### Material to process

────────────────────────────────────────

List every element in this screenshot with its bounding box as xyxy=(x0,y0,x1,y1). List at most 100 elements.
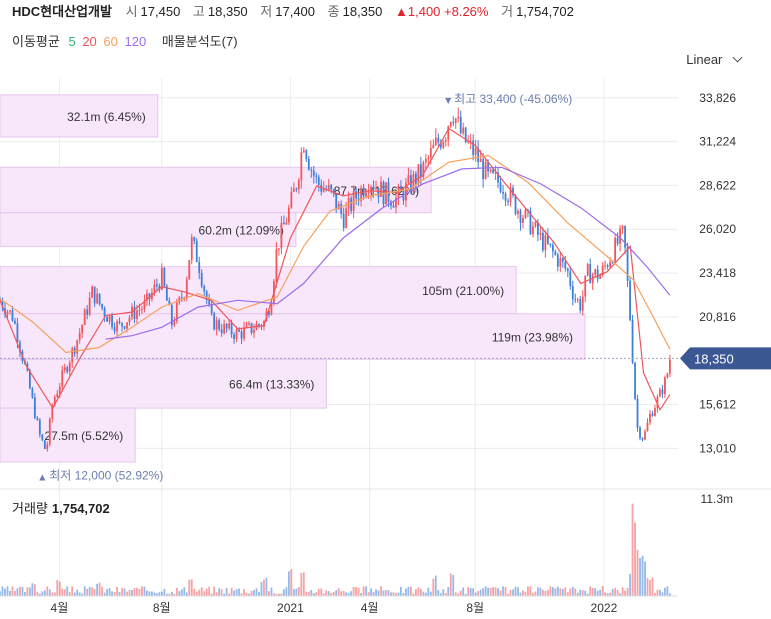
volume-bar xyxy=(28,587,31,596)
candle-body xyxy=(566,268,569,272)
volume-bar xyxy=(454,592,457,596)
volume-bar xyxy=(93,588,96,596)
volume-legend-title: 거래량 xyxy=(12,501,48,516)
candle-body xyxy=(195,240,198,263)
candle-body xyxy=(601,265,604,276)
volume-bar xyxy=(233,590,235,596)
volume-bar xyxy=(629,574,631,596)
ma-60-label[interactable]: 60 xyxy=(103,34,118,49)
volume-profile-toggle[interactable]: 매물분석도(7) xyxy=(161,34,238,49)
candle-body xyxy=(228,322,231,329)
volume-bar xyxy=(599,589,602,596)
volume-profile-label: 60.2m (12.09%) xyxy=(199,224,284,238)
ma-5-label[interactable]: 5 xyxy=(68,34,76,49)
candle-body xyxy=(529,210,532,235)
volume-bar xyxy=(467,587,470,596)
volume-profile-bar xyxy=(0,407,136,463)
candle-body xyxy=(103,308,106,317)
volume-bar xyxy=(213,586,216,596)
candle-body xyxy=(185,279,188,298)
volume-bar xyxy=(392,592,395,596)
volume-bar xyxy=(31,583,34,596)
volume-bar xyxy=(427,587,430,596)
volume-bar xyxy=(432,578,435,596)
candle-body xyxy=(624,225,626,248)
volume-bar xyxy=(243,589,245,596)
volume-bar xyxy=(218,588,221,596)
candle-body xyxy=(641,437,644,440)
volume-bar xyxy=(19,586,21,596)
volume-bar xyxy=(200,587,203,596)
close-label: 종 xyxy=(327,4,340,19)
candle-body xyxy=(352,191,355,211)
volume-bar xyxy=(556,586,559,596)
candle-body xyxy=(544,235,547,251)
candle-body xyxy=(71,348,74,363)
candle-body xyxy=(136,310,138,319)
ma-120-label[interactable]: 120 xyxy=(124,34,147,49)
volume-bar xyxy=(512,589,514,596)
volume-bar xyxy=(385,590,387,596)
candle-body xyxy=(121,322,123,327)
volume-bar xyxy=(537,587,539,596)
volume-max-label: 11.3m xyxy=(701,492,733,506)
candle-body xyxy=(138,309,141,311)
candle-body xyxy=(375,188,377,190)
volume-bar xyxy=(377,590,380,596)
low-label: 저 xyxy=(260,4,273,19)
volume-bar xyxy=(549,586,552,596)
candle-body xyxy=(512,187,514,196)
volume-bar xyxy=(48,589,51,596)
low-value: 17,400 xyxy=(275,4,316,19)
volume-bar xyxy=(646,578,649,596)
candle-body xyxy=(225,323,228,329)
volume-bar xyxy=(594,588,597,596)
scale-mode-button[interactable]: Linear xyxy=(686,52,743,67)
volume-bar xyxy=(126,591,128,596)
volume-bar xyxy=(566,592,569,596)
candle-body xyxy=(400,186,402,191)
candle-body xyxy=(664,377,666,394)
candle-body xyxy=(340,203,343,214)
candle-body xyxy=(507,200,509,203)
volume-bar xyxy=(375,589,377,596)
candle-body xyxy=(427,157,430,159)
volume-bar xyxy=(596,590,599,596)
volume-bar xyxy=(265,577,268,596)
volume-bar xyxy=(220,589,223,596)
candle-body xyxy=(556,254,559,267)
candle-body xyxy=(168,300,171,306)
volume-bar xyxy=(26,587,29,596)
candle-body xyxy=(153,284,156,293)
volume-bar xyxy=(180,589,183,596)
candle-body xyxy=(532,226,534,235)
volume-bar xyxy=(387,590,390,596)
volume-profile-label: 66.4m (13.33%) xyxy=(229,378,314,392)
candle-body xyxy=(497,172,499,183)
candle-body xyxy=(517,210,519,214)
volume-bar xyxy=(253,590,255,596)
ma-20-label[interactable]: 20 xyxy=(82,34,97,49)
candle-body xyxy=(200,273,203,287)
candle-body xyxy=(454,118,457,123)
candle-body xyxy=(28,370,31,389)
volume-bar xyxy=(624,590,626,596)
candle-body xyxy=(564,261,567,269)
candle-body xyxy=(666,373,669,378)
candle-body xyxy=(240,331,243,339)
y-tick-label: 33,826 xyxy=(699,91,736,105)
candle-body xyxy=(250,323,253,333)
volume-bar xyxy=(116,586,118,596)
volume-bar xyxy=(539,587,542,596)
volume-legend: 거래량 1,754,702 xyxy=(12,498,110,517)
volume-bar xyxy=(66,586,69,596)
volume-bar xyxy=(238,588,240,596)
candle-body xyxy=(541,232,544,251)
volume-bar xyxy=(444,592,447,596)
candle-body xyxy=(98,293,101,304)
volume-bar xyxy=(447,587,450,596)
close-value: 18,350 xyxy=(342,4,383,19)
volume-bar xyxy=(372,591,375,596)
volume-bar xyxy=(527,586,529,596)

────────────────────────────────────────

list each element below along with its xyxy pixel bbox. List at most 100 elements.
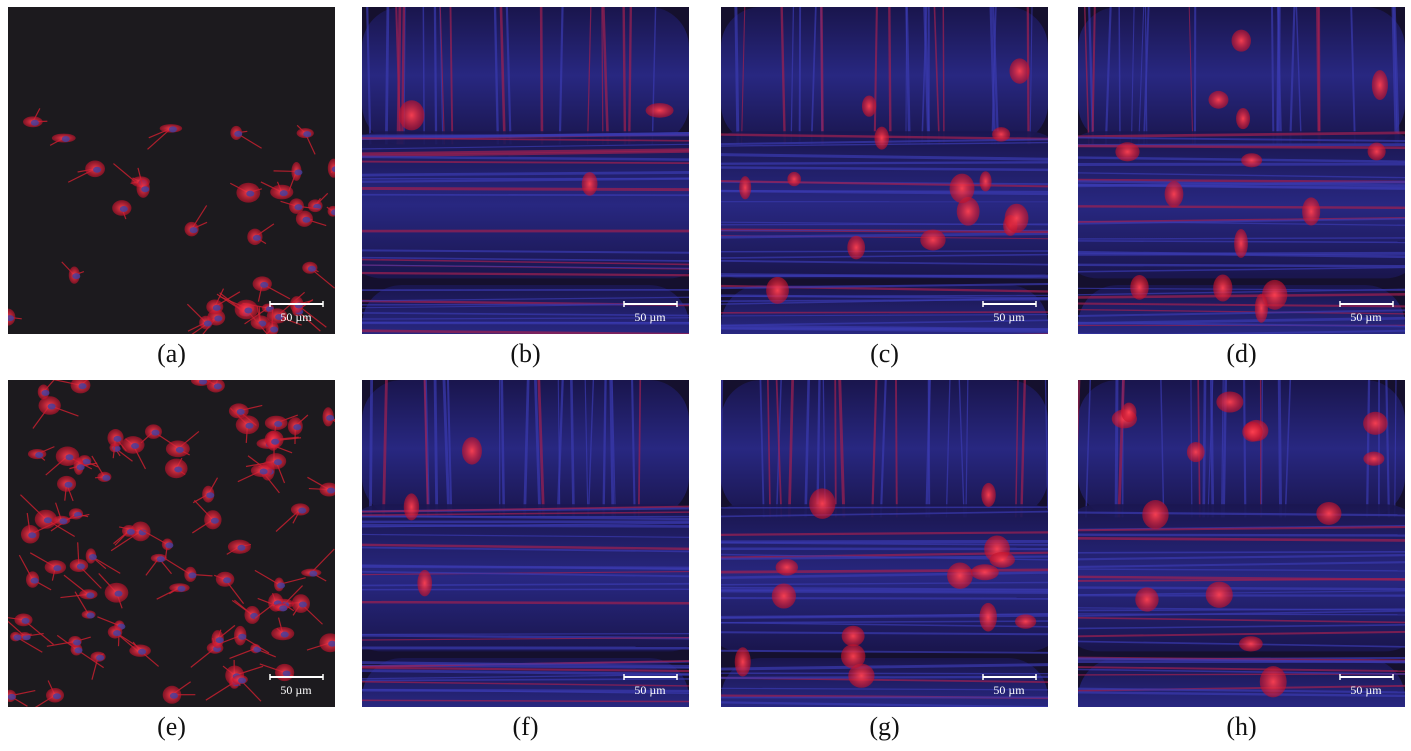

────────────────────────────────────────

### What needs to be done
Please print the records again word for word, starting at the line that has "List every element" and stopping after the line that has "candle-body xyxy=(228,322,231,329)". Leave the pictures out.

### Reply
List every element in this screenshot with its bounding box as xyxy=(x0,y0,x1,y1). List at most 100 elements.
volume-bar xyxy=(28,587,31,596)
candle-body xyxy=(566,268,569,272)
volume-bar xyxy=(454,592,457,596)
volume-bar xyxy=(93,588,96,596)
volume-legend-title: 거래량 xyxy=(12,501,48,516)
candle-body xyxy=(195,240,198,263)
candle-body xyxy=(601,265,604,276)
volume-bar xyxy=(233,590,235,596)
volume-bar xyxy=(629,574,631,596)
ma-60-label[interactable]: 60 xyxy=(103,34,118,49)
volume-profile-toggle[interactable]: 매물분석도(7) xyxy=(161,34,238,49)
candle-body xyxy=(228,322,231,329)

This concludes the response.